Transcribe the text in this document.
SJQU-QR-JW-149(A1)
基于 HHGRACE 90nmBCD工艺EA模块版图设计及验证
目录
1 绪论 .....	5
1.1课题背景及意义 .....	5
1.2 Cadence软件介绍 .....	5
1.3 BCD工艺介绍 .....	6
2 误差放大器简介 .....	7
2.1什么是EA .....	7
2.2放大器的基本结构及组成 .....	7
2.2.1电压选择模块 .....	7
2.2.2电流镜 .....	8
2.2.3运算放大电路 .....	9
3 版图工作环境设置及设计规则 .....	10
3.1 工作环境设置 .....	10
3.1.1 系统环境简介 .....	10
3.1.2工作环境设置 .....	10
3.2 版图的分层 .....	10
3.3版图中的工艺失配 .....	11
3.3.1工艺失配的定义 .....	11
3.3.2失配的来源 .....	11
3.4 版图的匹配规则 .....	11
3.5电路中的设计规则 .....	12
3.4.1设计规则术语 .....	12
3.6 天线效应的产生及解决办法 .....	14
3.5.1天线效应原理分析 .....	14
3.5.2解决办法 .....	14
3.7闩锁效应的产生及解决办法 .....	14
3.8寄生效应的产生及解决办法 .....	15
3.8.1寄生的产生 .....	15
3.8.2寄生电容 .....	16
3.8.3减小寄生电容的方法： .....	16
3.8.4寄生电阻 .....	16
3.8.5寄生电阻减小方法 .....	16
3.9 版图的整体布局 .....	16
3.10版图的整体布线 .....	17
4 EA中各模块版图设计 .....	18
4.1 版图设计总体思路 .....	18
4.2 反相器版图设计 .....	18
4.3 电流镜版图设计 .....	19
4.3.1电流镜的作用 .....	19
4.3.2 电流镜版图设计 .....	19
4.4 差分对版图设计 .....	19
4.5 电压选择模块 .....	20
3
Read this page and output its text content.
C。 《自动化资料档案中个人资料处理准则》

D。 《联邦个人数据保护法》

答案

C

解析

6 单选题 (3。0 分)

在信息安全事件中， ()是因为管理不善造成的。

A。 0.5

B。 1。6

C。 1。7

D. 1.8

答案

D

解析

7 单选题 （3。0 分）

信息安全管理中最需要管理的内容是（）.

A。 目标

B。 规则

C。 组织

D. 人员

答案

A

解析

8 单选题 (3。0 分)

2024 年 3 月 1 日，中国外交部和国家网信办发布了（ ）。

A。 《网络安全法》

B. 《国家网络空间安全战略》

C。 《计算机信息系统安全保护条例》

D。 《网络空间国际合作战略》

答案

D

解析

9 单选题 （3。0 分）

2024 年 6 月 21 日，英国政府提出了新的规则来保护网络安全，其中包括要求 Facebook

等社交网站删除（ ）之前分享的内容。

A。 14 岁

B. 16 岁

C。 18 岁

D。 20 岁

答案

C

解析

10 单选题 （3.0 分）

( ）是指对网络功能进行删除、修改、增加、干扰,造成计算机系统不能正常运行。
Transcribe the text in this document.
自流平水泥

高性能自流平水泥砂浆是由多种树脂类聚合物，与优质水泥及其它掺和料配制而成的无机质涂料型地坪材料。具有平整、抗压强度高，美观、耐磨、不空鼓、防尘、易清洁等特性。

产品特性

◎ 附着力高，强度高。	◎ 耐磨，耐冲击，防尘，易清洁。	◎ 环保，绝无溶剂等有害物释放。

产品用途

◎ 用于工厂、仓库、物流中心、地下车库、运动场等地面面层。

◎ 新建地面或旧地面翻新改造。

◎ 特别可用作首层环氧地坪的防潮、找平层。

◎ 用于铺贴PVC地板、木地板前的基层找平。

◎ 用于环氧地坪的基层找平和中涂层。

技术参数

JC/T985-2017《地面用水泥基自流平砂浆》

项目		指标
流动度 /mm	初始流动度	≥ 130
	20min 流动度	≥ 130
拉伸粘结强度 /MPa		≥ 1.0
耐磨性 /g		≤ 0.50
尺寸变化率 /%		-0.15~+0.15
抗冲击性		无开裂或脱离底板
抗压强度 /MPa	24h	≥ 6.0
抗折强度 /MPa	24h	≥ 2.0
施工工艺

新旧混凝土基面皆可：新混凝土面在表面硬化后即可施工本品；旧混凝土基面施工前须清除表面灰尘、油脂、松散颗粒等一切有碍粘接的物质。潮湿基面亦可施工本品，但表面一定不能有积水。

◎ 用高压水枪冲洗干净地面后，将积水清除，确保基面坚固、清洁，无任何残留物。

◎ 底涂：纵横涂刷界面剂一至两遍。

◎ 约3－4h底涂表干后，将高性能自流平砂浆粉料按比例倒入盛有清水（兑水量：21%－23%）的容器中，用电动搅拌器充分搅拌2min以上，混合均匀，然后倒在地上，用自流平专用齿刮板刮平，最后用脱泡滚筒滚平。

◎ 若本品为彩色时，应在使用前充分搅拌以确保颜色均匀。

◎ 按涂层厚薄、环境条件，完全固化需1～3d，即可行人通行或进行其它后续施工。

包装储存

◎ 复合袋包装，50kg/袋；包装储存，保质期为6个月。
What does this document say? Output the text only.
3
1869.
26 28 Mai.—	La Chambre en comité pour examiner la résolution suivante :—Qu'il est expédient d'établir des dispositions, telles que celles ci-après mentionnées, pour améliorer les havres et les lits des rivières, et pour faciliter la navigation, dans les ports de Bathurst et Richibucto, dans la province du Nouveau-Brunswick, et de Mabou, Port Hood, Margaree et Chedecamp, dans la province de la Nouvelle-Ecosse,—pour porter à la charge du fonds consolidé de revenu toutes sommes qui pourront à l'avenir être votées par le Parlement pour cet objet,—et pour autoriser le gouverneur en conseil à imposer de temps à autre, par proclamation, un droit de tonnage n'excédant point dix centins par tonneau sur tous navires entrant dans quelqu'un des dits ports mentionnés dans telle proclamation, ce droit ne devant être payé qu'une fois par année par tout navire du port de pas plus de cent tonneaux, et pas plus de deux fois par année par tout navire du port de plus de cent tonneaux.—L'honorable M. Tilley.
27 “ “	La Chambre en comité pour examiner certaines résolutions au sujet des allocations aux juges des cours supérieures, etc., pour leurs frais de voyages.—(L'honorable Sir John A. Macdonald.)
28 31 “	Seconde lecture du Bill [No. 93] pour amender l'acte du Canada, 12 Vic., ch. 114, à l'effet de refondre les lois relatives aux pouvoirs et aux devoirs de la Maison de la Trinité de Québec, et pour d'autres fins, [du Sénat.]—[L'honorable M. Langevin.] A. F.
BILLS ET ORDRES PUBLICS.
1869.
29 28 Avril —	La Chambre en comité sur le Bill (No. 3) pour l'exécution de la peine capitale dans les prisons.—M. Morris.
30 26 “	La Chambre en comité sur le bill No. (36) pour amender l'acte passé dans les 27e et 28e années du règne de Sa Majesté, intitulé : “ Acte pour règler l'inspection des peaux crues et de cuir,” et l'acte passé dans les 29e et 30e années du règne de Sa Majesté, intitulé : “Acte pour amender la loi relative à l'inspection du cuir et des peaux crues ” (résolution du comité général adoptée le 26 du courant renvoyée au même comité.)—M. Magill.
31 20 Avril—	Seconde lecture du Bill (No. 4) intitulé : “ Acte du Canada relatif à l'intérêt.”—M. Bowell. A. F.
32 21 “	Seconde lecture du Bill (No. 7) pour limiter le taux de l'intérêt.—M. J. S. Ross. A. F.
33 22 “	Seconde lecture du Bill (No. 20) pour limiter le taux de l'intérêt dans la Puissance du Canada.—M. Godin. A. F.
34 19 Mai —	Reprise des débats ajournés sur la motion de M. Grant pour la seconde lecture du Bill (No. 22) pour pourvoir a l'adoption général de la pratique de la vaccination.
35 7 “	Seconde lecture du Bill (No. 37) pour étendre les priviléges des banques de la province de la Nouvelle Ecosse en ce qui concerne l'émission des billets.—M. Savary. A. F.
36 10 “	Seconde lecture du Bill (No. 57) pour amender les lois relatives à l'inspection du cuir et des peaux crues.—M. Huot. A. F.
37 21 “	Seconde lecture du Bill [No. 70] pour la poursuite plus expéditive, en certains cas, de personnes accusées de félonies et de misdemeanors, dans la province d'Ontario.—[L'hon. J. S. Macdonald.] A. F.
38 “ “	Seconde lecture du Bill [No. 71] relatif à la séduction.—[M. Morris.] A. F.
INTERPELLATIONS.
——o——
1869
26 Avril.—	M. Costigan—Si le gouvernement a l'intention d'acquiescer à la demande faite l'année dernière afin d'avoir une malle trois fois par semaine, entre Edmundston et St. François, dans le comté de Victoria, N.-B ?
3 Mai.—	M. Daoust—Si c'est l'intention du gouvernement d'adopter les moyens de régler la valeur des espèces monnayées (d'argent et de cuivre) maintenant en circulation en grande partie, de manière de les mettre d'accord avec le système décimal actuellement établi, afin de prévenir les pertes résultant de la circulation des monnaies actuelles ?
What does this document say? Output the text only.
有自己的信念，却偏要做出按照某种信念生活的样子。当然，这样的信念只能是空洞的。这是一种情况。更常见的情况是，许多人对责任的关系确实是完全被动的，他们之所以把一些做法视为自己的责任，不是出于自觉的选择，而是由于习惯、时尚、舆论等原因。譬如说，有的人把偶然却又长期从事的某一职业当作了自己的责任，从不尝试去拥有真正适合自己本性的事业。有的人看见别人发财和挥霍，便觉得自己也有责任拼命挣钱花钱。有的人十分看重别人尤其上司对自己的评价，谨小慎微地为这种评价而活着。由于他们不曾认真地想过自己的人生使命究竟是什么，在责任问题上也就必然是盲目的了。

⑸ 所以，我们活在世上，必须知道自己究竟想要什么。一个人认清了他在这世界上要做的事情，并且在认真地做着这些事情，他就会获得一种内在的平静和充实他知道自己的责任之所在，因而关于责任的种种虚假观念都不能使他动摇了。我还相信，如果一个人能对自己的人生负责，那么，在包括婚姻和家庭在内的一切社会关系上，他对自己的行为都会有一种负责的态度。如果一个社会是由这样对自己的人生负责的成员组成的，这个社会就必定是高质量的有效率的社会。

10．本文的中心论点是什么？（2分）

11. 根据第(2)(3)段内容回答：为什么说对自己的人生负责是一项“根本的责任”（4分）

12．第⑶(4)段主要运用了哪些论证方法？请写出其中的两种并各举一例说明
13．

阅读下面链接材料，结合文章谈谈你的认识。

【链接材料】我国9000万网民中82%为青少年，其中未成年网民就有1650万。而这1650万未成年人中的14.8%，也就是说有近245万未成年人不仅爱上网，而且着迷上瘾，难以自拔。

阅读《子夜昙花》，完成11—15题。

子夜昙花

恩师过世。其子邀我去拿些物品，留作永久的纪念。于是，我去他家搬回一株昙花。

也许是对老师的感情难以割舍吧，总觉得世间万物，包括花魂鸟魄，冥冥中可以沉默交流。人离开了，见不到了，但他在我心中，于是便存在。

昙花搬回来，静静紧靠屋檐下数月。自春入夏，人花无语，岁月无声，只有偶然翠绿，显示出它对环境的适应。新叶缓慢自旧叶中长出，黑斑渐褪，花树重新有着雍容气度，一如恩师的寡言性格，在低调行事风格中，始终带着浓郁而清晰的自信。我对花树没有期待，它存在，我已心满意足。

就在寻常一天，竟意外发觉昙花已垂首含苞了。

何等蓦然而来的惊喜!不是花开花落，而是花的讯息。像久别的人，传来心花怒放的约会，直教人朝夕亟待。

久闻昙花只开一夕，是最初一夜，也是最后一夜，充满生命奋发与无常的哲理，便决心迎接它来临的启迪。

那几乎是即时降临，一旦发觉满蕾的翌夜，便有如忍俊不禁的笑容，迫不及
━━━
# Stated goal:
From the data, pick out every line that includes "gouvernement".

# Solution:
26 Avril.—	M. Costigan—Si le gouvernement a l'intention d'acquiescer à la demande faite l'année dernière afin d'avoir une malle trois fois par semaine, entre Edmundston et St. François, dans le comté de Victoria, N.-B ?
3 Mai.—	M. Daoust—Si c'est l'intention du gouvernement d'adopter les moyens de régler la valeur des espèces monnayées (d'argent et de cuivre) maintenant en circulation en grande partie, de manière de les mettre d'accord avec le système décimal actuellement établi, afin de prévenir les pertes résultant de la circulation des monnaies actuelles ?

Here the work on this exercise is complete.